* Start *
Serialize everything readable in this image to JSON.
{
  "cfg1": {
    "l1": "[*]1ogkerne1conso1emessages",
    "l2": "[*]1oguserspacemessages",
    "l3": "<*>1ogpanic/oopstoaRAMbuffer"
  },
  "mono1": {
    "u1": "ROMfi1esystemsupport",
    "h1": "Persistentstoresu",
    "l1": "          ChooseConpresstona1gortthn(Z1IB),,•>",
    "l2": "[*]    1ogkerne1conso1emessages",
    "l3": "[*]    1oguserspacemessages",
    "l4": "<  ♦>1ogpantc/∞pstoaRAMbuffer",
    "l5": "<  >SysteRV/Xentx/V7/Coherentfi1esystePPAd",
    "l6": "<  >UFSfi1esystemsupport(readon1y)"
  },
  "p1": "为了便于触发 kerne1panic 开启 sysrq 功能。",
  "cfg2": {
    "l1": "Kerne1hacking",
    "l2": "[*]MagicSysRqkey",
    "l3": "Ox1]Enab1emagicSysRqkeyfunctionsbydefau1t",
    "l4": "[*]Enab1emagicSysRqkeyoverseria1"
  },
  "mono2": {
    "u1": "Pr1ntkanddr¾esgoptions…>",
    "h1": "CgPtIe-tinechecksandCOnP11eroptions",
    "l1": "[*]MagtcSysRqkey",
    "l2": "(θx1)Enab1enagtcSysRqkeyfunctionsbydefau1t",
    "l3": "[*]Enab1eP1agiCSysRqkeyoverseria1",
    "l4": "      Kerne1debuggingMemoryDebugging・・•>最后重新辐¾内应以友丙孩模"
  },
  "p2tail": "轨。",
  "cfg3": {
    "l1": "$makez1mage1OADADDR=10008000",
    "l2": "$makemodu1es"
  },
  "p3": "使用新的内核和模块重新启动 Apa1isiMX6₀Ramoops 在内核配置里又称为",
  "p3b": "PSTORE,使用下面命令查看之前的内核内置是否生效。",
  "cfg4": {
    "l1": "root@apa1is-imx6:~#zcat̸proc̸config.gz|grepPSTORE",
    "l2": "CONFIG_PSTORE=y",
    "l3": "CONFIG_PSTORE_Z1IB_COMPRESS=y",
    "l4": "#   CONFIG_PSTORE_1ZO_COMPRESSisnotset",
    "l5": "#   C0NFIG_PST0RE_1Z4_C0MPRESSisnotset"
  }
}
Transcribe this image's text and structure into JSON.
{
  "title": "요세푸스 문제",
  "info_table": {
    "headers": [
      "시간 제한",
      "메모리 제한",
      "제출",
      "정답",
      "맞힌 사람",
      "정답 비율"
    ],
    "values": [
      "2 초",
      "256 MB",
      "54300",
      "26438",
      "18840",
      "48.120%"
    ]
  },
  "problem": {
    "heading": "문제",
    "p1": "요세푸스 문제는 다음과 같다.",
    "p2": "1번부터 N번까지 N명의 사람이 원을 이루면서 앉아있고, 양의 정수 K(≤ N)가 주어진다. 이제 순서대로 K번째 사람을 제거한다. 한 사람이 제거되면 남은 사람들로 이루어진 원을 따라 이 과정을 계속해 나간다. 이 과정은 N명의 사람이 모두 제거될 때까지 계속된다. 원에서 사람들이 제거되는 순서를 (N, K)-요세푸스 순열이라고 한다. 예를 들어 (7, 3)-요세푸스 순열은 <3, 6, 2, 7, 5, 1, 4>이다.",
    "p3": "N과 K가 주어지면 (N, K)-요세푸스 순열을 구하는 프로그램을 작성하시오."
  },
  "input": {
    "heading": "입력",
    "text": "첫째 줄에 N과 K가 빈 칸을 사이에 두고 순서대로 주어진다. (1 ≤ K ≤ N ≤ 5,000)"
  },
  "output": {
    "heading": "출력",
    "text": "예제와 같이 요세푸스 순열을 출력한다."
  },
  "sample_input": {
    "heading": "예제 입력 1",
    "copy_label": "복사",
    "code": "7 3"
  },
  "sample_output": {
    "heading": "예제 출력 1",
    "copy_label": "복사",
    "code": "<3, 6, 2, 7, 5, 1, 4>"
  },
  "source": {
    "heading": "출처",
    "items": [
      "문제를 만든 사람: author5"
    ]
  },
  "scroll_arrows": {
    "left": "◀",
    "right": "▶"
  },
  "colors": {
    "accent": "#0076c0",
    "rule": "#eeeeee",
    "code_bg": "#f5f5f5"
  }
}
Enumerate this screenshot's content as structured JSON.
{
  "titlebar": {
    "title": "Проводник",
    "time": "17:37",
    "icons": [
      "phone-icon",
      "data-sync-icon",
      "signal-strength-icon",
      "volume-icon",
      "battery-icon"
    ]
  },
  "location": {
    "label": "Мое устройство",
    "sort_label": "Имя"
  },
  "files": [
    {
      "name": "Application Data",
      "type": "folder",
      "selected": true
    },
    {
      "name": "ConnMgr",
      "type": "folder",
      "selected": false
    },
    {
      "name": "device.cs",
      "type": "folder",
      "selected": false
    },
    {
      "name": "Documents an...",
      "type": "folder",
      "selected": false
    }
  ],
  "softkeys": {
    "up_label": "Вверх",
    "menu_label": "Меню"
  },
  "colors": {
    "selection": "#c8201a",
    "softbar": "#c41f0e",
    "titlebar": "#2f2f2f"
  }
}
* End *
DIRECTIONS:
Print out the whole listing exactly as it appears.

ANSWER TO THE EXERCISE:
Serialize everything readable in this image to JSON.
{
  "cfg1": {
    "l1": "[*]1ogkerne1conso1emessages",
    "l2": "[*]1oguserspacemessages",
    "l3": "<*>1ogpanic/oopstoaRAMbuffer"
  },
  "mono1": {
    "u1": "ROMfi1esystemsupport",
    "h1": "Persistentstoresu",
    "l1": "          ChooseConpresstona1gortthn(Z1IB),,•>",
    "l2": "[*]    1ogkerne1conso1emessages",
    "l3": "[*]    1oguserspacemessages",
    "l4": "<  ♦>1ogpantc/∞pstoaRAMbuffer",
    "l5": "<  >SysteRV/Xentx/V7/Coherentfi1esystePPAd",
    "l6": "<  >UFSfi1esystemsupport(readon1y)"
  },
  "p1": "为了便于触发 kerne1panic 开启 sysrq 功能。",
  "cfg2": {
    "l1": "Kerne1hacking",
    "l2": "[*]MagicSysRqkey",
    "l3": "Ox1]Enab1emagicSysRqkeyfunctionsbydefau1t",
    "l4": "[*]Enab1emagicSysRqkeyoverseria1"
  },
  "mono2": {
    "u1": "Pr1ntkanddr¾esgoptions…>",
    "h1": "CgPtIe-tinechecksandCOnP11eroptions",
    "l1": "[*]MagtcSysRqkey",
    "l2": "(θx1)Enab1enagtcSysRqkeyfunctionsbydefau1t",
    "l3": "[*]Enab1eP1agiCSysRqkeyoverseria1",
    "l4": "      Kerne1debuggingMemoryDebugging・・•>最后重新辐¾内应以友丙孩模"
  },
  "p2tail": "轨。",
  "cfg3": {
    "l1": "$makez1mage1OADADDR=10008000",
    "l2": "$makemodu1es"
  },
  "p3": "使用新的内核和模块重新启动 Apa1isiMX6₀Ramoops 在内核配置里又称为",
  "p3b": "PSTORE,使用下面命令查看之前的内核内置是否生效。",
  "cfg4": {
    "l1": "root@apa1is-imx6:~#zcat̸proc̸config.gz|grepPSTORE",
    "l2": "CONFIG_PSTORE=y",
    "l3": "CONFIG_PSTORE_Z1IB_COMPRESS=y",
    "l4": "#   CONFIG_PSTORE_1ZO_COMPRESSisnotset",
    "l5": "#   C0NFIG_PST0RE_1Z4_C0MPRESSisnotset"
  }
}
Transcribe this image's text and structure into JSON.
{
  "title": "요세푸스 문제",
  "info_table": {
    "headers": [
      "시간 제한",
      "메모리 제한",
      "제출",
      "정답",
      "맞힌 사람",
      "정답 비율"
    ],
    "values": [
      "2 초",
      "256 MB",
      "54300",
      "26438",
      "18840",
      "48.120%"
    ]
  },
  "problem": {
    "heading": "문제",
    "p1": "요세푸스 문제는 다음과 같다.",
    "p2": "1번부터 N번까지 N명의 사람이 원을 이루면서 앉아있고, 양의 정수 K(≤ N)가 주어진다. 이제 순서대로 K번째 사람을 제거한다. 한 사람이 제거되면 남은 사람들로 이루어진 원을 따라 이 과정을 계속해 나간다. 이 과정은 N명의 사람이 모두 제거될 때까지 계속된다. 원에서 사람들이 제거되는 순서를 (N, K)-요세푸스 순열이라고 한다. 예를 들어 (7, 3)-요세푸스 순열은 <3, 6, 2, 7, 5, 1, 4>이다.",
    "p3": "N과 K가 주어지면 (N, K)-요세푸스 순열을 구하는 프로그램을 작성하시오."
  },
  "input": {
    "heading": "입력",
    "text": "첫째 줄에 N과 K가 빈 칸을 사이에 두고 순서대로 주어진다. (1 ≤ K ≤ N ≤ 5,000)"
  },
  "output": {
    "heading": "출력",
    "text": "예제와 같이 요세푸스 순열을 출력한다."
  },
  "sample_input": {
    "heading": "예제 입력 1",
    "copy_label": "복사",
    "code": "7 3"
  },
  "sample_output": {
    "heading": "예제 출력 1",
    "copy_label": "복사",
    "code": "<3, 6, 2, 7, 5, 1, 4>"
  },
  "source": {
    "heading": "출처",
    "items": [
      "문제를 만든 사람: author5"
    ]
  },
  "scroll_arrows": {
    "left": "◀",
    "right": "▶"
  },
  "colors": {
    "accent": "#0076c0",
    "rule": "#eeeeee",
    "code_bg": "#f5f5f5"
  }
}
Enumerate this screenshot's content as structured JSON.
{
  "titlebar": {
    "title": "Проводник",
    "time": "17:37",
    "icons": [
      "phone-icon",
      "data-sync-icon",
      "signal-strength-icon",
      "volume-icon",
      "battery-icon"
    ]
  },
  "location": {
    "label": "Мое устройство",
    "sort_label": "Имя"
  },
  "files": [
    {
      "name": "Application Data",
      "type": "folder",
      "selected": true
    },
    {
      "name": "ConnMgr",
      "type": "folder",
      "selected": false
    },
    {
      "name": "device.cs",
      "type": "folder",
      "selected": false
    },
    {
      "name": "Documents an...",
      "type": "folder",
      "selected": false
    }
  ],
  "softkeys": {
    "up_label": "Вверх",
    "menu_label": "Меню"
  },
  "colors": {
    "selection": "#c8201a",
    "softbar": "#c41f0e",
    "titlebar": "#2f2f2f"
  }
}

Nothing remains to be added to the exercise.